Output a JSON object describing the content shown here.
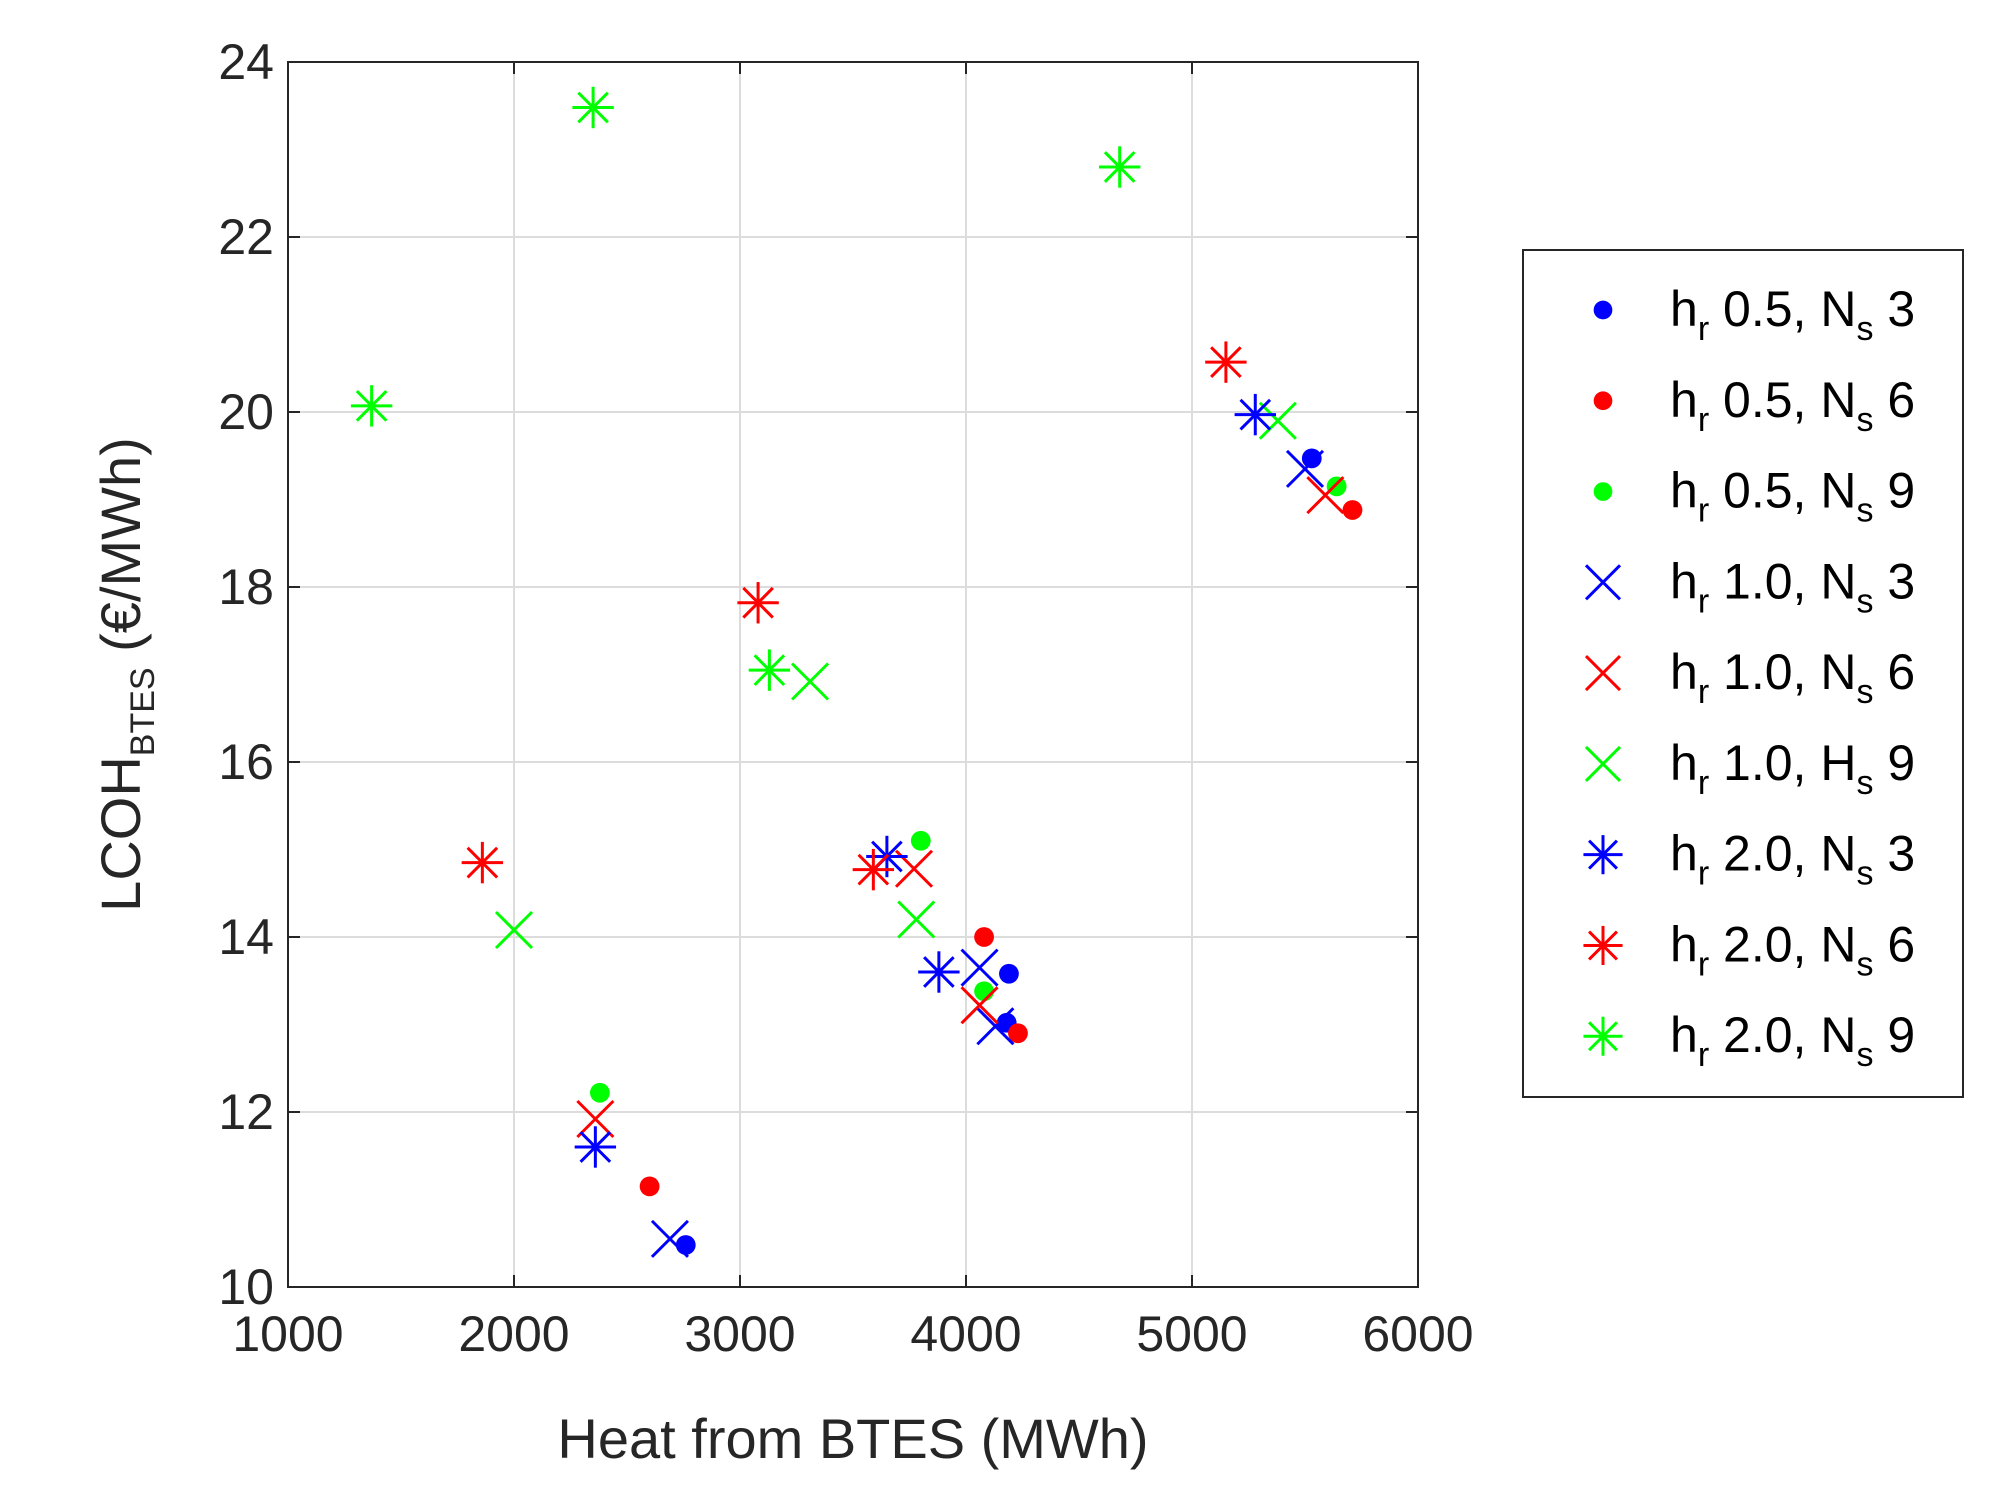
{
  "chart_data": {
    "type": "scatter",
    "xlabel": "Heat from BTES (MWh)",
    "ylabel": {
      "main": "LCOH",
      "sub": "BTES",
      "unit": " (€/MWh)"
    },
    "xlim": [
      1000,
      6000
    ],
    "ylim": [
      10,
      24
    ],
    "xticks": [
      1000,
      2000,
      3000,
      4000,
      5000,
      6000
    ],
    "yticks": [
      10,
      12,
      14,
      16,
      18,
      20,
      22,
      24
    ],
    "xtick_labels": [
      "1000",
      "2000",
      "3000",
      "4000",
      "5000",
      "6000"
    ],
    "ytick_labels": [
      "10",
      "12",
      "14",
      "16",
      "18",
      "20",
      "22",
      "24"
    ],
    "grid": true,
    "legend_position": "outside-right",
    "series": [
      {
        "id": "s1",
        "marker": "dot",
        "color": "#0000ff",
        "legend": {
          "h": "h",
          "r": "r",
          "val": " 0.5, ",
          "N": "N",
          "s": "s",
          "num": " 3"
        },
        "points": [
          [
            2760,
            10.48
          ],
          [
            4180,
            13.02
          ],
          [
            4190,
            13.58
          ],
          [
            5530,
            19.47
          ]
        ]
      },
      {
        "id": "s2",
        "marker": "dot",
        "color": "#ff0000",
        "legend": {
          "h": "h",
          "r": "r",
          "val": " 0.5, ",
          "N": "N",
          "s": "s",
          "num": " 6"
        },
        "points": [
          [
            2600,
            11.15
          ],
          [
            4080,
            14.0
          ],
          [
            4230,
            12.9
          ],
          [
            5710,
            18.88
          ]
        ]
      },
      {
        "id": "s3",
        "marker": "dot",
        "color": "#00ff00",
        "legend": {
          "h": "h",
          "r": "r",
          "val": " 0.5, ",
          "N": "N",
          "s": "s",
          "num": " 9"
        },
        "points": [
          [
            2380,
            12.22
          ],
          [
            3800,
            15.1
          ],
          [
            4080,
            13.38
          ],
          [
            5640,
            19.15
          ]
        ]
      },
      {
        "id": "s4",
        "marker": "x",
        "color": "#0000ff",
        "legend": {
          "h": "h",
          "r": "r",
          "val": " 1.0, ",
          "N": "N",
          "s": "s",
          "num": " 3"
        },
        "points": [
          [
            2690,
            10.55
          ],
          [
            4060,
            13.65
          ],
          [
            4130,
            12.98
          ],
          [
            5500,
            19.35
          ]
        ]
      },
      {
        "id": "s5",
        "marker": "x",
        "color": "#ff0000",
        "legend": {
          "h": "h",
          "r": "r",
          "val": " 1.0, ",
          "N": "N",
          "s": "s",
          "num": " 6"
        },
        "points": [
          [
            2360,
            11.92
          ],
          [
            3770,
            14.78
          ],
          [
            4060,
            13.22
          ],
          [
            5590,
            19.05
          ]
        ]
      },
      {
        "id": "s6",
        "marker": "x",
        "color": "#00ff00",
        "legend": {
          "h": "h",
          "r": "r",
          "val": " 1.0, ",
          "N": "H",
          "s": "s",
          "num": " 9"
        },
        "points": [
          [
            2000,
            14.08
          ],
          [
            3310,
            16.92
          ],
          [
            3780,
            14.2
          ],
          [
            5380,
            19.9
          ]
        ]
      },
      {
        "id": "s7",
        "marker": "star",
        "color": "#0000ff",
        "legend": {
          "h": "h",
          "r": "r",
          "val": " 2.0, ",
          "N": "N",
          "s": "s",
          "num": " 3"
        },
        "points": [
          [
            2360,
            11.6
          ],
          [
            3650,
            14.92
          ],
          [
            3880,
            13.6
          ],
          [
            5280,
            19.97
          ]
        ]
      },
      {
        "id": "s8",
        "marker": "star",
        "color": "#ff0000",
        "legend": {
          "h": "h",
          "r": "r",
          "val": " 2.0, ",
          "N": "N",
          "s": "s",
          "num": " 6"
        },
        "points": [
          [
            1860,
            14.85
          ],
          [
            3080,
            17.82
          ],
          [
            3590,
            14.77
          ],
          [
            5150,
            20.57
          ]
        ]
      },
      {
        "id": "s9",
        "marker": "star",
        "color": "#00ff00",
        "legend": {
          "h": "h",
          "r": "r",
          "val": " 2.0, ",
          "N": "N",
          "s": "s",
          "num": " 9"
        },
        "points": [
          [
            1370,
            20.07
          ],
          [
            2350,
            23.48
          ],
          [
            3130,
            17.05
          ],
          [
            4680,
            22.8
          ]
        ]
      }
    ]
  }
}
============
Your task » Quote each record exactly as it stands, minus the pictures.

Solution »
Output a JSON object describing the content shown here.
{
  "chart_data": {
    "type": "scatter",
    "xlabel": "Heat from BTES (MWh)",
    "ylabel": {
      "main": "LCOH",
      "sub": "BTES",
      "unit": " (€/MWh)"
    },
    "xlim": [
      1000,
      6000
    ],
    "ylim": [
      10,
      24
    ],
    "xticks": [
      1000,
      2000,
      3000,
      4000,
      5000,
      6000
    ],
    "yticks": [
      10,
      12,
      14,
      16,
      18,
      20,
      22,
      24
    ],
    "xtick_labels": [
      "1000",
      "2000",
      "3000",
      "4000",
      "5000",
      "6000"
    ],
    "ytick_labels": [
      "10",
      "12",
      "14",
      "16",
      "18",
      "20",
      "22",
      "24"
    ],
    "grid": true,
    "legend_position": "outside-right",
    "series": [
      {
        "id": "s1",
        "marker": "dot",
        "color": "#0000ff",
        "legend": {
          "h": "h",
          "r": "r",
          "val": " 0.5, ",
          "N": "N",
          "s": "s",
          "num": " 3"
        },
        "points": [
          [
            2760,
            10.48
          ],
          [
            4180,
            13.02
          ],
          [
            4190,
            13.58
          ],
          [
            5530,
            19.47
          ]
        ]
      },
      {
        "id": "s2",
        "marker": "dot",
        "color": "#ff0000",
        "legend": {
          "h": "h",
          "r": "r",
          "val": " 0.5, ",
          "N": "N",
          "s": "s",
          "num": " 6"
        },
        "points": [
          [
            2600,
            11.15
          ],
          [
            4080,
            14.0
          ],
          [
            4230,
            12.9
          ],
          [
            5710,
            18.88
          ]
        ]
      },
      {
        "id": "s3",
        "marker": "dot",
        "color": "#00ff00",
        "legend": {
          "h": "h",
          "r": "r",
          "val": " 0.5, ",
          "N": "N",
          "s": "s",
          "num": " 9"
        },
        "points": [
          [
            2380,
            12.22
          ],
          [
            3800,
            15.1
          ],
          [
            4080,
            13.38
          ],
          [
            5640,
            19.15
          ]
        ]
      },
      {
        "id": "s4",
        "marker": "x",
        "color": "#0000ff",
        "legend": {
          "h": "h",
          "r": "r",
          "val": " 1.0, ",
          "N": "N",
          "s": "s",
          "num": " 3"
        },
        "points": [
          [
            2690,
            10.55
          ],
          [
            4060,
            13.65
          ],
          [
            4130,
            12.98
          ],
          [
            5500,
            19.35
          ]
        ]
      },
      {
        "id": "s5",
        "marker": "x",
        "color": "#ff0000",
        "legend": {
          "h": "h",
          "r": "r",
          "val": " 1.0, ",
          "N": "N",
          "s": "s",
          "num": " 6"
        },
        "points": [
          [
            2360,
            11.92
          ],
          [
            3770,
            14.78
          ],
          [
            4060,
            13.22
          ],
          [
            5590,
            19.05
          ]
        ]
      },
      {
        "id": "s6",
        "marker": "x",
        "color": "#00ff00",
        "legend": {
          "h": "h",
          "r": "r",
          "val": " 1.0, ",
          "N": "H",
          "s": "s",
          "num": " 9"
        },
        "points": [
          [
            2000,
            14.08
          ],
          [
            3310,
            16.92
          ],
          [
            3780,
            14.2
          ],
          [
            5380,
            19.9
          ]
        ]
      },
      {
        "id": "s7",
        "marker": "star",
        "color": "#0000ff",
        "legend": {
          "h": "h",
          "r": "r",
          "val": " 2.0, ",
          "N": "N",
          "s": "s",
          "num": " 3"
        },
        "points": [
          [
            2360,
            11.6
          ],
          [
            3650,
            14.92
          ],
          [
            3880,
            13.6
          ],
          [
            5280,
            19.97
          ]
        ]
      },
      {
        "id": "s8",
        "marker": "star",
        "color": "#ff0000",
        "legend": {
          "h": "h",
          "r": "r",
          "val": " 2.0, ",
          "N": "N",
          "s": "s",
          "num": " 6"
        },
        "points": [
          [
            1860,
            14.85
          ],
          [
            3080,
            17.82
          ],
          [
            3590,
            14.77
          ],
          [
            5150,
            20.57
          ]
        ]
      },
      {
        "id": "s9",
        "marker": "star",
        "color": "#00ff00",
        "legend": {
          "h": "h",
          "r": "r",
          "val": " 2.0, ",
          "N": "N",
          "s": "s",
          "num": " 9"
        },
        "points": [
          [
            1370,
            20.07
          ],
          [
            2350,
            23.48
          ],
          [
            3130,
            17.05
          ],
          [
            4680,
            22.8
          ]
        ]
      }
    ]
  }
}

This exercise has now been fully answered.